Copy out all of the data below with no alterations.

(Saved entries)
────────
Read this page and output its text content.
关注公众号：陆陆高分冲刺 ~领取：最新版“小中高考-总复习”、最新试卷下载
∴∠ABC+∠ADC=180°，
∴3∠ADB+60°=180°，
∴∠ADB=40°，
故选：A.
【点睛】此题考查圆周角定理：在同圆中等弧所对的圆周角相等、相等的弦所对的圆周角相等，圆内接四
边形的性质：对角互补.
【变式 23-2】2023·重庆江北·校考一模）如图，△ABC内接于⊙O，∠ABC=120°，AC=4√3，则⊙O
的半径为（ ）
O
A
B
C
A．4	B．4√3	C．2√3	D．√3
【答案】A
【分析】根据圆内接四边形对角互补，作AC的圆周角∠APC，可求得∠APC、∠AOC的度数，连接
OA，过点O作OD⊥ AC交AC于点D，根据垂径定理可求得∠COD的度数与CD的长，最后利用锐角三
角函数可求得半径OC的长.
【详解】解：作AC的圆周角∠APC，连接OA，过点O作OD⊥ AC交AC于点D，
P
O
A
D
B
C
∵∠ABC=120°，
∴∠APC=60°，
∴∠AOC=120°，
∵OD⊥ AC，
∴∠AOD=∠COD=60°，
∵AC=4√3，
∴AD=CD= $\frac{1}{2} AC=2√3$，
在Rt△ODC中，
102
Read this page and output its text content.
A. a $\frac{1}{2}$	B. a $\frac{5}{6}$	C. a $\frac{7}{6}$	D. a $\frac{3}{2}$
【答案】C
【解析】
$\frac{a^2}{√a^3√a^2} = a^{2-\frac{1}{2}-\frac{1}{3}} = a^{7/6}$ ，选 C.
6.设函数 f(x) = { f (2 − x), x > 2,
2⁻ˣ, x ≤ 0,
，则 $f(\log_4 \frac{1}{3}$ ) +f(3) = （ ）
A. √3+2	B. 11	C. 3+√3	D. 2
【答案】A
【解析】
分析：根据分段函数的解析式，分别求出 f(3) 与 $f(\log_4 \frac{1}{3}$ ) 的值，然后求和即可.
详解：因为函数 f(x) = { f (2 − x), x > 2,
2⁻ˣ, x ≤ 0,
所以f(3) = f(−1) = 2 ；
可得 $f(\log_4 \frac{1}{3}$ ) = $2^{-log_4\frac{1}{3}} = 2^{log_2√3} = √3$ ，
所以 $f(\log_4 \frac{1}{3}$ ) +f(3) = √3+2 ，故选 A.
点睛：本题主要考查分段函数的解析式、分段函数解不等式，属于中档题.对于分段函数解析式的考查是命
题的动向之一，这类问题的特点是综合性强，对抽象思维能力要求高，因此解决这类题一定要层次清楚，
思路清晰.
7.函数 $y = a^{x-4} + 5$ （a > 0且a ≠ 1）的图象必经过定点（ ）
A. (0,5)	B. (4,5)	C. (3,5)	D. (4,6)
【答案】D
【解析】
────────
◆ Output for this task
Read this page and output its text content.
关注公众号：陆陆高分冲刺 ~领取：最新版“小中高考-总复习”、最新试卷下载
∴∠ABC+∠ADC=180°，
∴3∠ADB+60°=180°，
∴∠ADB=40°，
故选：A.
【点睛】此题考查圆周角定理：在同圆中等弧所对的圆周角相等、相等的弦所对的圆周角相等，圆内接四
边形的性质：对角互补.
【变式 23-2】2023·重庆江北·校考一模）如图，△ABC内接于⊙O，∠ABC=120°，AC=4√3，则⊙O
的半径为（ ）
O
A
B
C
A．4	B．4√3	C．2√3	D．√3
【答案】A
【分析】根据圆内接四边形对角互补，作AC的圆周角∠APC，可求得∠APC、∠AOC的度数，连接
OA，过点O作OD⊥ AC交AC于点D，根据垂径定理可求得∠COD的度数与CD的长，最后利用锐角三
角函数可求得半径OC的长.
【详解】解：作AC的圆周角∠APC，连接OA，过点O作OD⊥ AC交AC于点D，
P
O
A
D
B
C
∵∠ABC=120°，
∴∠APC=60°，
∴∠AOC=120°，
∵OD⊥ AC，
∴∠AOD=∠COD=60°，
∵AC=4√3，
∴AD=CD= $\frac{1}{2} AC=2√3$，
在Rt△ODC中，
102
Read this page and output its text content.
A. a $\frac{1}{2}$	B. a $\frac{5}{6}$	C. a $\frac{7}{6}$	D. a $\frac{3}{2}$
【答案】C
【解析】
$\frac{a^2}{√a^3√a^2} = a^{2-\frac{1}{2}-\frac{1}{3}} = a^{7/6}$ ，选 C.
6.设函数 f(x) = { f (2 − x), x > 2,
2⁻ˣ, x ≤ 0,
，则 $f(\log_4 \frac{1}{3}$ ) +f(3) = （ ）
A. √3+2	B. 11	C. 3+√3	D. 2
【答案】A
【解析】
分析：根据分段函数的解析式，分别求出 f(3) 与 $f(\log_4 \frac{1}{3}$ ) 的值，然后求和即可.
详解：因为函数 f(x) = { f (2 − x), x > 2,
2⁻ˣ, x ≤ 0,
所以f(3) = f(−1) = 2 ；
可得 $f(\log_4 \frac{1}{3}$ ) = $2^{-log_4\frac{1}{3}} = 2^{log_2√3} = √3$ ，
所以 $f(\log_4 \frac{1}{3}$ ) +f(3) = √3+2 ，故选 A.
点睛：本题主要考查分段函数的解析式、分段函数解不等式，属于中档题.对于分段函数解析式的考查是命
题的动向之一，这类问题的特点是综合性强，对抽象思维能力要求高，因此解决这类题一定要层次清楚，
思路清晰.
7.函数 $y = a^{x-4} + 5$ （a > 0且a ≠ 1）的图象必经过定点（ ）
A. (0,5)	B. (4,5)	C. (3,5)	D. (4,6)
【答案】D
【解析】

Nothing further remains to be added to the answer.